▶ TASK BRIEF
Check every line of the material below for the string "star", and return the ones that have it.

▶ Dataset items

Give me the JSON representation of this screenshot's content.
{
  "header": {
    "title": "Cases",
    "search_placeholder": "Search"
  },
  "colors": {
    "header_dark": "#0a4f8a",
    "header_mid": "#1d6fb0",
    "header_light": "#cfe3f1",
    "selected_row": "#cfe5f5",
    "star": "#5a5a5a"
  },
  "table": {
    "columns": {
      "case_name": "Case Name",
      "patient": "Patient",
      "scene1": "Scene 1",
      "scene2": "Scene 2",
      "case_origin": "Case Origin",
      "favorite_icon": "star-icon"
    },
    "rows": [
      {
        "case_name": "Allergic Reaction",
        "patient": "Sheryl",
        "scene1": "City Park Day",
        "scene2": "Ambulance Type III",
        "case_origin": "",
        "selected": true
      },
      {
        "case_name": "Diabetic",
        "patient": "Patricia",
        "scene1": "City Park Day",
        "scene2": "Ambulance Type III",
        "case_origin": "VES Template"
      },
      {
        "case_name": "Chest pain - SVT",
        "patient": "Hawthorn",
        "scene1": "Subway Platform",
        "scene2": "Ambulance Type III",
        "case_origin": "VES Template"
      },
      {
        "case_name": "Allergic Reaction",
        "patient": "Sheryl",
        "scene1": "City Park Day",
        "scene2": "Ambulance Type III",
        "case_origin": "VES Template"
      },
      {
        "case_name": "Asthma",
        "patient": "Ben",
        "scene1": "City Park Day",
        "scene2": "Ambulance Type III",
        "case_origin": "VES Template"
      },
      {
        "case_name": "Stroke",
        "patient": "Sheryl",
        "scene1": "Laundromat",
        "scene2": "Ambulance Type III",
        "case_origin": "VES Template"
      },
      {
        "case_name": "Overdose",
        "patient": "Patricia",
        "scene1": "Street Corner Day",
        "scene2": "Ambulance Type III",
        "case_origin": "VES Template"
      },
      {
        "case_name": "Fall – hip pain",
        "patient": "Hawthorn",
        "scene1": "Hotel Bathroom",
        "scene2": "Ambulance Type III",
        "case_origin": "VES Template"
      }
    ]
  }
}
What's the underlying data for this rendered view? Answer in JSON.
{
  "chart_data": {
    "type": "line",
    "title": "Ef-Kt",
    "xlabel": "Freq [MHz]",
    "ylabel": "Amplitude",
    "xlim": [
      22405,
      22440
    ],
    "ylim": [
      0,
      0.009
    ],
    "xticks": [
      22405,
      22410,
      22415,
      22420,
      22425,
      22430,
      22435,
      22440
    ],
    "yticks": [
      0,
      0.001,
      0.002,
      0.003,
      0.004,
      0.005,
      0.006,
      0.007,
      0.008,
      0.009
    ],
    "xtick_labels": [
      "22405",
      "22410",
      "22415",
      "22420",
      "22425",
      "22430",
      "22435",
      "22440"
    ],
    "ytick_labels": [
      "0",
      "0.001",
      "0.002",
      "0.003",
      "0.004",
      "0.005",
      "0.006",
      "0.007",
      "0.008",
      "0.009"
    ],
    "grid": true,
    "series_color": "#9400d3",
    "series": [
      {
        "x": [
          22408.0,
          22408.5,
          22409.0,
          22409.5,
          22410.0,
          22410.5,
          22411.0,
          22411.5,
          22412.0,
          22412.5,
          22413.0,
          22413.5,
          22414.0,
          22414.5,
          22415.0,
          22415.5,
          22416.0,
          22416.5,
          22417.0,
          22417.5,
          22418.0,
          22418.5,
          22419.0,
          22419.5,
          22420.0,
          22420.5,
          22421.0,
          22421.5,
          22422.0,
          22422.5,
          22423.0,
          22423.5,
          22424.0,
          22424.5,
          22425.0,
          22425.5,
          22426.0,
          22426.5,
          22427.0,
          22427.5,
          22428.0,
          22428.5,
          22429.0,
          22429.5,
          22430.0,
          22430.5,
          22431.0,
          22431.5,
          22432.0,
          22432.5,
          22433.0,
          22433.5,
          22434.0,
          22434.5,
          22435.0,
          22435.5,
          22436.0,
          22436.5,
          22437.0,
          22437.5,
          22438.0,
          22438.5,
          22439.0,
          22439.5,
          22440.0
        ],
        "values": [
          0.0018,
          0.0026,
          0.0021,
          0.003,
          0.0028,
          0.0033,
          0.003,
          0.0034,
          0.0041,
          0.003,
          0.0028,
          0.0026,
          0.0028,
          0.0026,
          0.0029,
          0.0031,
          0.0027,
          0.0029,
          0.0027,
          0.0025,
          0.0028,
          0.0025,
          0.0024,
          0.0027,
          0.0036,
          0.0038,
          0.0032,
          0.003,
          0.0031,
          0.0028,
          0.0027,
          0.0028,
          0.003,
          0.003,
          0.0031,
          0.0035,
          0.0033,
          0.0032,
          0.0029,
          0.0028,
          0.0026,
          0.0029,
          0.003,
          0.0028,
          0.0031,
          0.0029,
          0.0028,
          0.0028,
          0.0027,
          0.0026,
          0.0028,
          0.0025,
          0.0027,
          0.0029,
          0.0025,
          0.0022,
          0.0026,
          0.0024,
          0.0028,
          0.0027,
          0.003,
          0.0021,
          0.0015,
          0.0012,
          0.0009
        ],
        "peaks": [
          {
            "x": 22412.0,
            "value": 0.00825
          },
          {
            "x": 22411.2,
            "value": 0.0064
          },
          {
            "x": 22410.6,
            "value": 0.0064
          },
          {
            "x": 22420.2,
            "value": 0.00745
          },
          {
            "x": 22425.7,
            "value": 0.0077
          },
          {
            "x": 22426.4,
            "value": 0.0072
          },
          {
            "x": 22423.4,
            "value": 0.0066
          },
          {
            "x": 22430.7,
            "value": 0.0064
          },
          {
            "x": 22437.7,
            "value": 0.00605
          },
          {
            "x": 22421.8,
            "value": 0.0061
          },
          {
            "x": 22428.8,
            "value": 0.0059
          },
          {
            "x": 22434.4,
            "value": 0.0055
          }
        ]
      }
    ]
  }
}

▶ OUTPUT BELOW
    "star": "#5a5a5a"
      "favorite_icon": "star-icon"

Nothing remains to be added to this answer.